▸ EXERCISE DIRECTIONS
Collect all lines from the records below that include the word "frac".

▸ DATA SECTION
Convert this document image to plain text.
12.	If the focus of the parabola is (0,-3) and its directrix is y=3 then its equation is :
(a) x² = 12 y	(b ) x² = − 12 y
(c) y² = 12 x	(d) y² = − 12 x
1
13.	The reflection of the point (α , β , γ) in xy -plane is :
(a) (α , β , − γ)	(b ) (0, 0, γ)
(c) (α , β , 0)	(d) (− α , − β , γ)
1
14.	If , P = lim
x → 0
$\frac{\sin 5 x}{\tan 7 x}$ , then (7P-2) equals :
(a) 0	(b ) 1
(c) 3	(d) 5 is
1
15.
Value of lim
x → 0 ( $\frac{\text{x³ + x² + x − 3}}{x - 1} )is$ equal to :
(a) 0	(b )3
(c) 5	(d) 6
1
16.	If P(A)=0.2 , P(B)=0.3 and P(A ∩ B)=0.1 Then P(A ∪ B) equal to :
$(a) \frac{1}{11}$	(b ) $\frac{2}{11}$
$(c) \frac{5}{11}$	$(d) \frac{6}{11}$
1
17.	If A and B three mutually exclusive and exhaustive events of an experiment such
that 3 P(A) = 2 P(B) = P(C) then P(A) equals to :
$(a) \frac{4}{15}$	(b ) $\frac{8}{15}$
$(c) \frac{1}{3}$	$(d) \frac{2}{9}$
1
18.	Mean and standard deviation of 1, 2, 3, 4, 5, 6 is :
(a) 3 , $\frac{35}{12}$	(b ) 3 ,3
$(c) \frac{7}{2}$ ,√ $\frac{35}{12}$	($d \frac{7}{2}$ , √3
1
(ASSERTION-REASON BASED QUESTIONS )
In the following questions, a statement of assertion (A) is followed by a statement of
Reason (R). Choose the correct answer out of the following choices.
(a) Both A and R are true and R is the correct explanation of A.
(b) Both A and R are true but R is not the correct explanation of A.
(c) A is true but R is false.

▸ ANSWER BELOW
$\frac{\sin 5 x}{\tan 7 x}$ , then (7P-2) equals :
x → 0 ( $\frac{\text{x³ + x² + x − 3}}{x - 1} )is$ equal to :
$(a) \frac{1}{11}$	(b ) $\frac{2}{11}$
$(c) \frac{5}{11}$	$(d) \frac{6}{11}$
$(a) \frac{4}{15}$	(b ) $\frac{8}{15}$
$(c) \frac{1}{3}$	$(d) \frac{2}{9}$
(a) 3 , $\frac{35}{12}$	(b ) 3 ,3
$(c) \frac{7}{2}$ ,√ $\frac{35}{12}$	($d \frac{7}{2}$ , √3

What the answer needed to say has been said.